**Stored records:**
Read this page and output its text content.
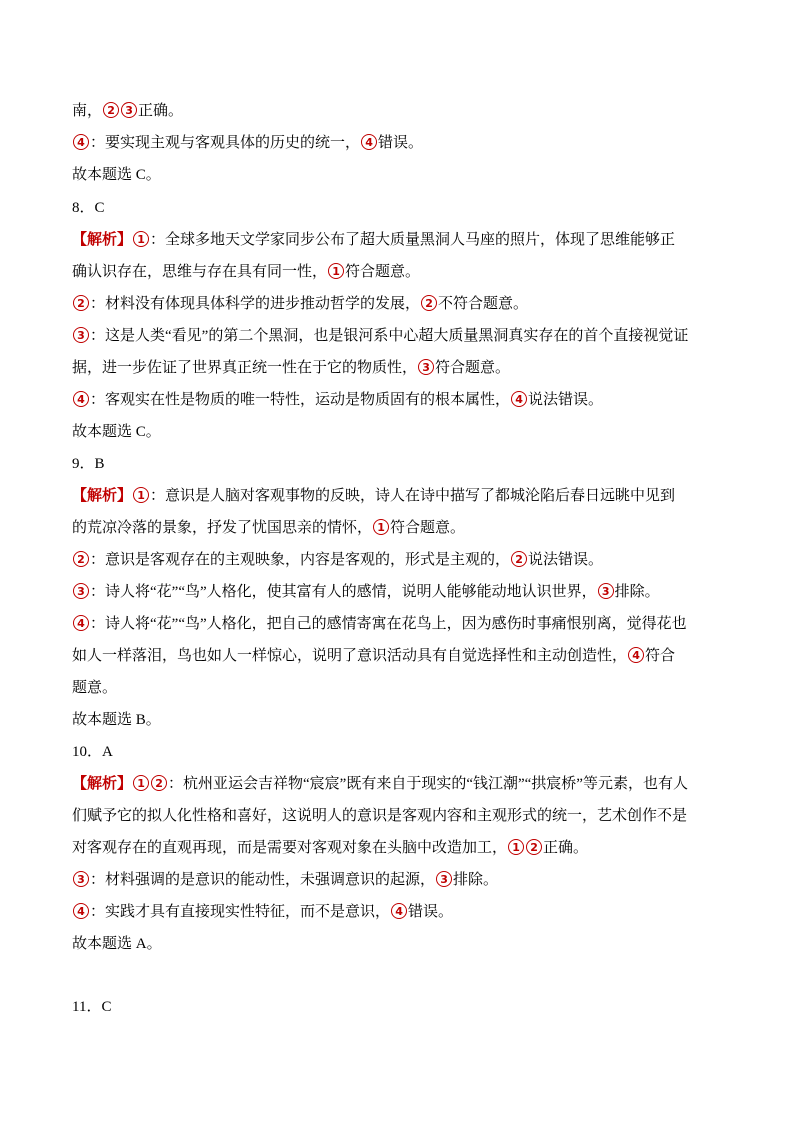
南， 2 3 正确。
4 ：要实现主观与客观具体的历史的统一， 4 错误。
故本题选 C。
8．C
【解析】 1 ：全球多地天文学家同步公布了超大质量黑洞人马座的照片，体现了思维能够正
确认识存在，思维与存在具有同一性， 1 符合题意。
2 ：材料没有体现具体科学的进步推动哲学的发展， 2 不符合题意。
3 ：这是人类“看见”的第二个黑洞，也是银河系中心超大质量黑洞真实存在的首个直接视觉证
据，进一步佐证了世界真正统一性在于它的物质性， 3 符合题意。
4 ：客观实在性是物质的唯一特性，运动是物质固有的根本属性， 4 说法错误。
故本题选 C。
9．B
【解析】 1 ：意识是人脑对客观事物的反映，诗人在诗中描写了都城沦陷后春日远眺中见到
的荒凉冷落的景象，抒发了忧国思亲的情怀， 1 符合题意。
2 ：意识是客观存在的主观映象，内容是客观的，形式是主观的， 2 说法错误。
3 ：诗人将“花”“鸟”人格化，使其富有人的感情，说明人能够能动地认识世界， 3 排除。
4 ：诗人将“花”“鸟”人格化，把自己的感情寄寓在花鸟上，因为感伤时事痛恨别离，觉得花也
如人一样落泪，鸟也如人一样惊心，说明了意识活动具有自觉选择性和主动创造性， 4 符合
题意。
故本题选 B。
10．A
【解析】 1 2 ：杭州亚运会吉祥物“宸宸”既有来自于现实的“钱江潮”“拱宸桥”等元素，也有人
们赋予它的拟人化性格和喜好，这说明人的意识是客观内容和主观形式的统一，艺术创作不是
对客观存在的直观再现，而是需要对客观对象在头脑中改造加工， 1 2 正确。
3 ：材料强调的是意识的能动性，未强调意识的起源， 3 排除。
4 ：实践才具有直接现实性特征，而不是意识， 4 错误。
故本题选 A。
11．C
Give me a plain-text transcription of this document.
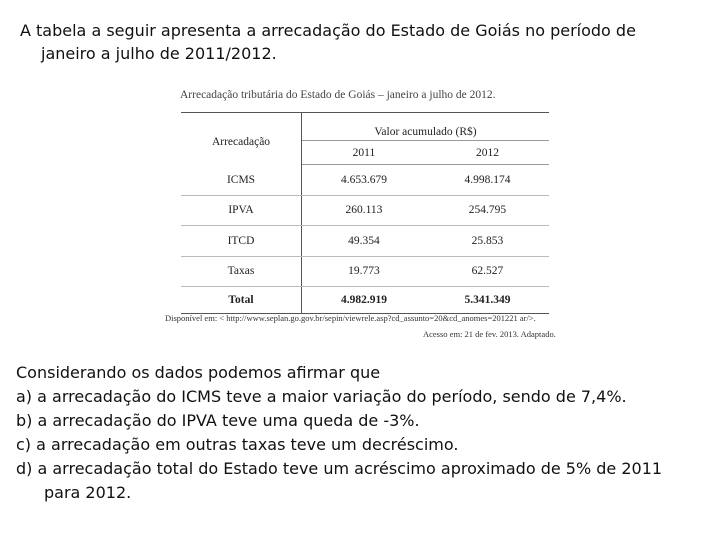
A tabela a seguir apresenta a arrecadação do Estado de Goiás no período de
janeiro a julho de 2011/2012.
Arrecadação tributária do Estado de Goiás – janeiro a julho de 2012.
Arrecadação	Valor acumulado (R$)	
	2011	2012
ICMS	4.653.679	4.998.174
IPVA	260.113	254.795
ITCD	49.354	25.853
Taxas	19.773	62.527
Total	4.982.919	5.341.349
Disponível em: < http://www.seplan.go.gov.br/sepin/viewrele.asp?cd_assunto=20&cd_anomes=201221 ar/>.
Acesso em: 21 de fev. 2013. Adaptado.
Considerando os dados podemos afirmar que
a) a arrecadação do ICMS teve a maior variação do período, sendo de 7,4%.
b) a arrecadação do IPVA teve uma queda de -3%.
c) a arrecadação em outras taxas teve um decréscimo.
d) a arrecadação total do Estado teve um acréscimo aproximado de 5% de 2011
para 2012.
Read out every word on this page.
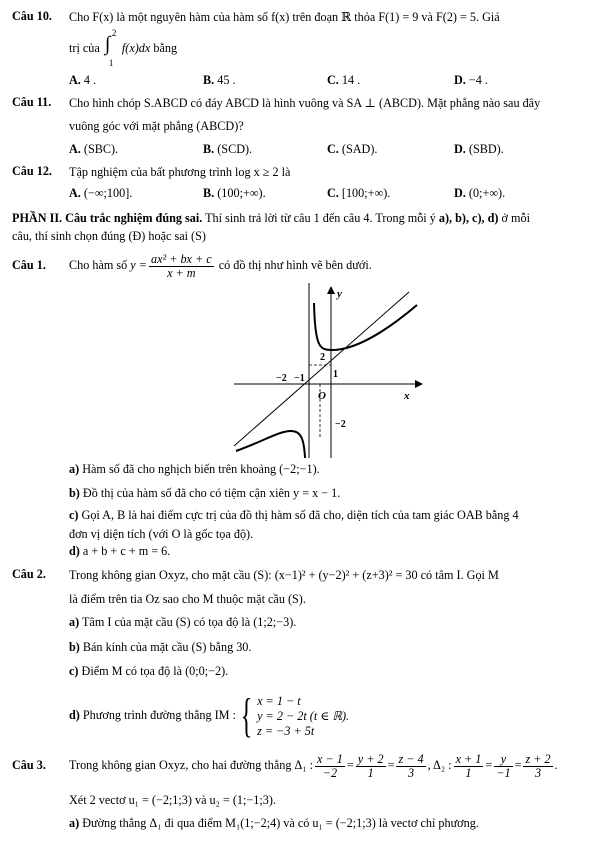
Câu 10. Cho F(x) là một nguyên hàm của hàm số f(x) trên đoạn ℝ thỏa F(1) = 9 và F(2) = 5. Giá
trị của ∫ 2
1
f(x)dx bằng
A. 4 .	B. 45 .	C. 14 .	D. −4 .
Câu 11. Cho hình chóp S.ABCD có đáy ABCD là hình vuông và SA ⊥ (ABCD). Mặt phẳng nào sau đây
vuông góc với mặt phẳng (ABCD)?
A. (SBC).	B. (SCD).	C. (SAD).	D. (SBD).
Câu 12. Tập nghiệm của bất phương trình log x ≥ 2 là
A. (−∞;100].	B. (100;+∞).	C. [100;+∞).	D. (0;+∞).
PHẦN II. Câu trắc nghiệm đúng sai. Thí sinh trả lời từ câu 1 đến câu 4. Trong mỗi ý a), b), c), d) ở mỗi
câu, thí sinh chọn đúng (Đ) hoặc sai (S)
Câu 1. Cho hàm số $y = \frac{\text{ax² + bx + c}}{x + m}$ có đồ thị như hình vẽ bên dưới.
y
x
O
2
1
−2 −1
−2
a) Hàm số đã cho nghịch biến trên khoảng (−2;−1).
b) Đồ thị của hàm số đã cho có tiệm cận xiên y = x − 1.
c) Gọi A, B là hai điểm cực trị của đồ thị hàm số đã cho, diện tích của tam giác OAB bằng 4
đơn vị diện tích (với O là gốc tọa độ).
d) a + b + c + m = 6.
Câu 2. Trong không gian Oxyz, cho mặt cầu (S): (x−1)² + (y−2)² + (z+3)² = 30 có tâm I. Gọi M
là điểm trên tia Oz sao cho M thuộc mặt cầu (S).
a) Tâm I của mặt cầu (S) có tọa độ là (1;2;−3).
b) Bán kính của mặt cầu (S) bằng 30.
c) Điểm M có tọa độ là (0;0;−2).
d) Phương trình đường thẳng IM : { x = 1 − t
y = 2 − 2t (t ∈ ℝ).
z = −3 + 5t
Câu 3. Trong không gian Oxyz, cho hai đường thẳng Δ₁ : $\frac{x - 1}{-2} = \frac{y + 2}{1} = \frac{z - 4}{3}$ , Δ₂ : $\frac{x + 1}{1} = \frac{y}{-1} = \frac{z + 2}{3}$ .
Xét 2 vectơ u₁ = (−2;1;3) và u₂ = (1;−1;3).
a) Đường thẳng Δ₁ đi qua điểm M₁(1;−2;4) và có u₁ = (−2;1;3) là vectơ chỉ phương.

**Set problem:**
Please retype the lines from the one that contains "Read out every word on this page." to the final line of the records, both included, exactly as written and without any pictures.

**Solution:**
Read out every word on this page.
Câu 10. Cho F(x) là một nguyên hàm của hàm số f(x) trên đoạn ℝ thỏa F(1) = 9 và F(2) = 5. Giá
trị của ∫ 2
1
f(x)dx bằng
A. 4 .	B. 45 .	C. 14 .	D. −4 .
Câu 11. Cho hình chóp S.ABCD có đáy ABCD là hình vuông và SA ⊥ (ABCD). Mặt phẳng nào sau đây
vuông góc với mặt phẳng (ABCD)?
A. (SBC).	B. (SCD).	C. (SAD).	D. (SBD).
Câu 12. Tập nghiệm của bất phương trình log x ≥ 2 là
A. (−∞;100].	B. (100;+∞).	C. [100;+∞).	D. (0;+∞).
PHẦN II. Câu trắc nghiệm đúng sai. Thí sinh trả lời từ câu 1 đến câu 4. Trong mỗi ý a), b), c), d) ở mỗi
câu, thí sinh chọn đúng (Đ) hoặc sai (S)
Câu 1. Cho hàm số $y = \frac{\text{ax² + bx + c}}{x + m}$ có đồ thị như hình vẽ bên dưới.
y
x
O
2
1
−2 −1
−2
a) Hàm số đã cho nghịch biến trên khoảng (−2;−1).
b) Đồ thị của hàm số đã cho có tiệm cận xiên y = x − 1.
c) Gọi A, B là hai điểm cực trị của đồ thị hàm số đã cho, diện tích của tam giác OAB bằng 4
đơn vị diện tích (với O là gốc tọa độ).
d) a + b + c + m = 6.
Câu 2. Trong không gian Oxyz, cho mặt cầu (S): (x−1)² + (y−2)² + (z+3)² = 30 có tâm I. Gọi M
là điểm trên tia Oz sao cho M thuộc mặt cầu (S).
a) Tâm I của mặt cầu (S) có tọa độ là (1;2;−3).
b) Bán kính của mặt cầu (S) bằng 30.
c) Điểm M có tọa độ là (0;0;−2).
d) Phương trình đường thẳng IM : { x = 1 − t
y = 2 − 2t (t ∈ ℝ).
z = −3 + 5t
Câu 3. Trong không gian Oxyz, cho hai đường thẳng Δ₁ : $\frac{x - 1}{-2} = \frac{y + 2}{1} = \frac{z - 4}{3}$ , Δ₂ : $\frac{x + 1}{1} = \frac{y}{-1} = \frac{z + 2}{3}$ .
Xét 2 vectơ u₁ = (−2;1;3) và u₂ = (1;−1;3).
a) Đường thẳng Δ₁ đi qua điểm M₁(1;−2;4) và có u₁ = (−2;1;3) là vectơ chỉ phương.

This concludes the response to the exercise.